TASK TO COMPLETE
For each line of the data below that holds "type", copy the line.

RECORDS FOR THE TASK

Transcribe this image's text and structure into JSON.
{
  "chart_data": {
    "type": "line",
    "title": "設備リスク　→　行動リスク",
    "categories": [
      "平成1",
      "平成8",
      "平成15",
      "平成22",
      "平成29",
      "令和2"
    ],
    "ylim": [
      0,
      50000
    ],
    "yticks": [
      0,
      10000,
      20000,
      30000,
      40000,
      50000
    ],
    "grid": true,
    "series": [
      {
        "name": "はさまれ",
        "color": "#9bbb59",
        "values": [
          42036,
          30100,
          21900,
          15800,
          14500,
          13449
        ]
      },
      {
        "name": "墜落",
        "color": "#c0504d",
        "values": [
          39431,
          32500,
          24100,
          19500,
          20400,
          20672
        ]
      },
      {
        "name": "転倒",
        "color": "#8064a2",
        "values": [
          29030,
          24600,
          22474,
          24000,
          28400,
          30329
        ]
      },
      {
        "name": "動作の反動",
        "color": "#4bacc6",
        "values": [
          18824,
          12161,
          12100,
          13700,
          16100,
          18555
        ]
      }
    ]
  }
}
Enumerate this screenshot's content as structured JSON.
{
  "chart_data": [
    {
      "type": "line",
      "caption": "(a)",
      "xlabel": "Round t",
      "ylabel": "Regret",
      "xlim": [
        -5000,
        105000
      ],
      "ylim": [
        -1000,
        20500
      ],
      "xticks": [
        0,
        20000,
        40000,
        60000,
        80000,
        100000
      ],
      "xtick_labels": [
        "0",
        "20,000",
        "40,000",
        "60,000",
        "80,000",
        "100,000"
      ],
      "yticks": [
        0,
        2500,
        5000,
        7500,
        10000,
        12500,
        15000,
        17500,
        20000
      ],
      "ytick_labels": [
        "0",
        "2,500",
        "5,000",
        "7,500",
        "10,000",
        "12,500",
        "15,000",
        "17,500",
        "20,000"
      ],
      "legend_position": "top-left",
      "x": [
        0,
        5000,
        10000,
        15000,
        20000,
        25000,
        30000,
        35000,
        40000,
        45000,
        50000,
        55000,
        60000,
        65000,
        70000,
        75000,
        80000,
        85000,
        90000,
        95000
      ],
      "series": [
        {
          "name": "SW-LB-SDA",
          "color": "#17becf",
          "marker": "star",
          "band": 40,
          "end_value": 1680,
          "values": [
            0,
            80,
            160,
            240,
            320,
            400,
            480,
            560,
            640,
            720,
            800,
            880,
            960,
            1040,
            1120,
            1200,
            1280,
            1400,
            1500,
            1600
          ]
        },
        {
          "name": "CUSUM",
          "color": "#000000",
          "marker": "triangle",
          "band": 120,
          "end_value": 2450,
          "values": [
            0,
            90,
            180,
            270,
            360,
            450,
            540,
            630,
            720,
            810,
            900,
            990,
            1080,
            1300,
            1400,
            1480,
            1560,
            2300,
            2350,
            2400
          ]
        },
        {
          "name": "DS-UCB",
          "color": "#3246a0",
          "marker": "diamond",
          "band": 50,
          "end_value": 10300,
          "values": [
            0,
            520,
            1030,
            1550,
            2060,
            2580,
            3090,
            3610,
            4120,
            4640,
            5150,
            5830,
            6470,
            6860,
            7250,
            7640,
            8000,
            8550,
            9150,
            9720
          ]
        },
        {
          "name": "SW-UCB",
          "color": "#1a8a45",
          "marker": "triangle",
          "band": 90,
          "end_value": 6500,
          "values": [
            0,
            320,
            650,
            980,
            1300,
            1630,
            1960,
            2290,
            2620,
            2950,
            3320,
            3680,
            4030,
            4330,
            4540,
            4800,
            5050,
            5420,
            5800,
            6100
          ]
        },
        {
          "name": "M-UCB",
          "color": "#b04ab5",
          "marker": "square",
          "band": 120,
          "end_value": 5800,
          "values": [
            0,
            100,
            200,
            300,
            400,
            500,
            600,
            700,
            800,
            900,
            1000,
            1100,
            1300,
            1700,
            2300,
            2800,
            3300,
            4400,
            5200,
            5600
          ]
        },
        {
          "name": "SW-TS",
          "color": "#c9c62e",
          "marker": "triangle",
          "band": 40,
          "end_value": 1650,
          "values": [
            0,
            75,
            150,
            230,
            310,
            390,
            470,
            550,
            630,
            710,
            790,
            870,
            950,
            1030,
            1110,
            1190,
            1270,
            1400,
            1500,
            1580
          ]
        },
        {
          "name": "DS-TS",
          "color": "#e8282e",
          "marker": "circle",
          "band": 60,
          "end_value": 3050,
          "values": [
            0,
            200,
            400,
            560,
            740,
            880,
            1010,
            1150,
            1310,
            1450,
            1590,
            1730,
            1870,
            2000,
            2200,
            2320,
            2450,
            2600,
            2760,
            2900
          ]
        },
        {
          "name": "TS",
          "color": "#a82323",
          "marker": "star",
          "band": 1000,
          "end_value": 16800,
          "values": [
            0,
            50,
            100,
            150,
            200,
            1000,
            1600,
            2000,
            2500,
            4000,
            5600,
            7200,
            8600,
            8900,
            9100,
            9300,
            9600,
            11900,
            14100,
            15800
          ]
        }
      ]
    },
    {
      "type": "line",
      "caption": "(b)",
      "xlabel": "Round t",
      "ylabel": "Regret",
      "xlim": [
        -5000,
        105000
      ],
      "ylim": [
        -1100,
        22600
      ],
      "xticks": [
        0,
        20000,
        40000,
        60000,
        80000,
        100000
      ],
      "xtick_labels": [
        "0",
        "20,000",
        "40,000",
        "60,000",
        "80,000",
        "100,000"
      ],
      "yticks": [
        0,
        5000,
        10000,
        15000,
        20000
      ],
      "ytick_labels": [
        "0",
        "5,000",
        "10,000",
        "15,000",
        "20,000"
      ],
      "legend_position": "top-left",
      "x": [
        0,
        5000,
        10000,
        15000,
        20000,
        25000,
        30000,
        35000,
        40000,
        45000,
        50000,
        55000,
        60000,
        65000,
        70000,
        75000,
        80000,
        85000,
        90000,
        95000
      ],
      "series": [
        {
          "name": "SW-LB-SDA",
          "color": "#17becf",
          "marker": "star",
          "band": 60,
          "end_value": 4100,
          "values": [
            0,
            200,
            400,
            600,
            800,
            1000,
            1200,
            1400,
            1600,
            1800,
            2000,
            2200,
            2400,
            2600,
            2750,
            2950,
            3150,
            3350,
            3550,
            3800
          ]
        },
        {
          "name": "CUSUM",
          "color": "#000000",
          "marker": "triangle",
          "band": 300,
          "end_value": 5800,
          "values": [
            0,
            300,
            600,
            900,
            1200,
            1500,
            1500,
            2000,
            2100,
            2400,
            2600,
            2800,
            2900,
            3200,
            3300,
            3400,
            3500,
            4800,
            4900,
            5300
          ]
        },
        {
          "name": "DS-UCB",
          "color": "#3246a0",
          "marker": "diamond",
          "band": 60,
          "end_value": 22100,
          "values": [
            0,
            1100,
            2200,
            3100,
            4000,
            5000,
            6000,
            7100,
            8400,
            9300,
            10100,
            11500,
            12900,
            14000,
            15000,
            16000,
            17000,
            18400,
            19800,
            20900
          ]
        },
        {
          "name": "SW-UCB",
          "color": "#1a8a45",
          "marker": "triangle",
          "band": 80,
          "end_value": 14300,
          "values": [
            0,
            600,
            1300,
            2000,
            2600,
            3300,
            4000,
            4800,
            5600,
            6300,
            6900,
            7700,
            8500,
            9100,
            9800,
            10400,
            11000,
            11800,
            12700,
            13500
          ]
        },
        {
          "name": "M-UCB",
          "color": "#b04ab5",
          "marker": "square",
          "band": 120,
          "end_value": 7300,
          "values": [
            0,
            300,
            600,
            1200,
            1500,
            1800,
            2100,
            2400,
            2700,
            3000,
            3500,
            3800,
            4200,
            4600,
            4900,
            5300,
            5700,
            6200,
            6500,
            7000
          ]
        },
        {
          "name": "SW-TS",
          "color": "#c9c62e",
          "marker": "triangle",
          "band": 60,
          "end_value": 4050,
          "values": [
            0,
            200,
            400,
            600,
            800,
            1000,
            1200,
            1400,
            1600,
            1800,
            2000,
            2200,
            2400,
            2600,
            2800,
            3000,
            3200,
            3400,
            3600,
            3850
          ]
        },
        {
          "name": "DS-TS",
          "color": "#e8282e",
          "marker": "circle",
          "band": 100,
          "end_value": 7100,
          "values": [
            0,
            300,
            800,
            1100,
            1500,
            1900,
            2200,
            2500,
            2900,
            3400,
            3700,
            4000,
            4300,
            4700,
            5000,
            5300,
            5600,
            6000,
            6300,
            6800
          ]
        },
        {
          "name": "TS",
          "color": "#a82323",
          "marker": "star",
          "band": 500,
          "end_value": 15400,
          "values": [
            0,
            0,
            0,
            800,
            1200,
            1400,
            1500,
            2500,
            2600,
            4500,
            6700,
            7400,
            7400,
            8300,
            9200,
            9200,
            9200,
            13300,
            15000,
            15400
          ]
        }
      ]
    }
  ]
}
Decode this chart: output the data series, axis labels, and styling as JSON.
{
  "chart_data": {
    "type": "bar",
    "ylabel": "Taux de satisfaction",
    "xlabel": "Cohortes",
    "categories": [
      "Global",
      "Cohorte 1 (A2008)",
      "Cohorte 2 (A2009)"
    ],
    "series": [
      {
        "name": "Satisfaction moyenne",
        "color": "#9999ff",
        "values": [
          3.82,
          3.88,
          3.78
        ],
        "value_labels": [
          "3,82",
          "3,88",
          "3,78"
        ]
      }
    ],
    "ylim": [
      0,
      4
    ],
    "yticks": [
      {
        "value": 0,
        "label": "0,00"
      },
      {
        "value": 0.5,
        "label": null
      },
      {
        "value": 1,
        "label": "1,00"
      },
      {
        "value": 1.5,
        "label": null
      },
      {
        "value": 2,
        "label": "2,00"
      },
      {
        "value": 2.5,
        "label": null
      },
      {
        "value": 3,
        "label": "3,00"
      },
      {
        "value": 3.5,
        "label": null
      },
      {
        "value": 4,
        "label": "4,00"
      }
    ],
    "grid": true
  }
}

FINAL RESULT
    "type": "line",
      "type": "line",
      "type": "line",
    "type": "bar",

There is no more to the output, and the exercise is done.